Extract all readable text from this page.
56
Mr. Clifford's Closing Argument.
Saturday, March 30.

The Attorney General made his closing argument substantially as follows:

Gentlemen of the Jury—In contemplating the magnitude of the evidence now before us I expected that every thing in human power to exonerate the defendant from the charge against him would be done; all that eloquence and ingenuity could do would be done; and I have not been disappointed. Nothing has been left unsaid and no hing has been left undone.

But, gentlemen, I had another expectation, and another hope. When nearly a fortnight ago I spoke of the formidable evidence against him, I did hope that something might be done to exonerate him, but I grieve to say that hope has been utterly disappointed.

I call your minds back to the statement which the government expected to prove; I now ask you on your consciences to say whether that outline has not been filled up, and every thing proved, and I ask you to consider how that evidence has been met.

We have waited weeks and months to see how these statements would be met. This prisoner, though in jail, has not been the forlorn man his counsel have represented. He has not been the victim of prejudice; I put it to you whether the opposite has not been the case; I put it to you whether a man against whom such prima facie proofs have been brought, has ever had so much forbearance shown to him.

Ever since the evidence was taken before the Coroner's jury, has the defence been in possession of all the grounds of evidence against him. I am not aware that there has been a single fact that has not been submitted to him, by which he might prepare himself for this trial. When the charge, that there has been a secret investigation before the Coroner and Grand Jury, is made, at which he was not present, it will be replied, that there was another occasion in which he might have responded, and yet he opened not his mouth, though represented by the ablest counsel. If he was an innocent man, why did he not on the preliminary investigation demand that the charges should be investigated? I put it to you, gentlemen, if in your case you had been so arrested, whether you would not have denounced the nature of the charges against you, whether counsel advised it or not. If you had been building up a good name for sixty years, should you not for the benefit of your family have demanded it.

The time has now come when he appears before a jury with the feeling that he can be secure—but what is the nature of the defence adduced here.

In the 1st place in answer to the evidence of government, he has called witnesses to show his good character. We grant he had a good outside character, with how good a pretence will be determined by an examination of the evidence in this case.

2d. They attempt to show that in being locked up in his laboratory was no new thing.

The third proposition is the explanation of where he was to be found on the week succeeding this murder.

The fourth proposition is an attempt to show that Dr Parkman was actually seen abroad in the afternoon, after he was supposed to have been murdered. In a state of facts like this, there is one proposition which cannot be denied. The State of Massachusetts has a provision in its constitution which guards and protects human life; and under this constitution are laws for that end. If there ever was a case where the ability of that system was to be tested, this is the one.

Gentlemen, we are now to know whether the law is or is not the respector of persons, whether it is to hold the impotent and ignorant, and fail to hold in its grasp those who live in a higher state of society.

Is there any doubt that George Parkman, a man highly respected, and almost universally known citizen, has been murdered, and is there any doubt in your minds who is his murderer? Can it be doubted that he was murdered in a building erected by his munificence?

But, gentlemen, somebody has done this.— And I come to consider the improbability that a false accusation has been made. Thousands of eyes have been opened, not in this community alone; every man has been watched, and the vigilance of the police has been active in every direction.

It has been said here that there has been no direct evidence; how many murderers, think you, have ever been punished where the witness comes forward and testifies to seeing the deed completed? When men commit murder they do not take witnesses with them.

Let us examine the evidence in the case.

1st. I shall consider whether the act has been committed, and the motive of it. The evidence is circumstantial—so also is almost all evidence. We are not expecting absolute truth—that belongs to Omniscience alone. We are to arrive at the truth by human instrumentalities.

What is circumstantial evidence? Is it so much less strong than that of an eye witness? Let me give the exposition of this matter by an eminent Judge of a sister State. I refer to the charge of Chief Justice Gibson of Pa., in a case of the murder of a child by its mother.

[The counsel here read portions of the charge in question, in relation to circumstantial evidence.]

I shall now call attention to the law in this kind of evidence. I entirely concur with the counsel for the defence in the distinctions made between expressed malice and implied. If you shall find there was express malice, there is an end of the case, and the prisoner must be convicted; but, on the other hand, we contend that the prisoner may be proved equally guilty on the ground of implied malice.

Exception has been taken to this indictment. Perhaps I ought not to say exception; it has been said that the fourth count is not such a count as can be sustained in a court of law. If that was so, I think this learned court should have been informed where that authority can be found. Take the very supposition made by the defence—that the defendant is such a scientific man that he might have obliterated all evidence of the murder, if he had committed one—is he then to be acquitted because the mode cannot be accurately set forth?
-- -- --
→ **Problem to solve**
Collect each line holding the string "from".

→ **Output of the exercise**
Extract all readable text from this page.
Gentlemen of the Jury—In contemplating the magnitude of the evidence now before us I expected that every thing in human power to exonerate the defendant from the charge against him would be done; all that eloquence and ingenuity could do would be done; and I have not been disappointed. Nothing has been left unsaid and no hing has been left undone.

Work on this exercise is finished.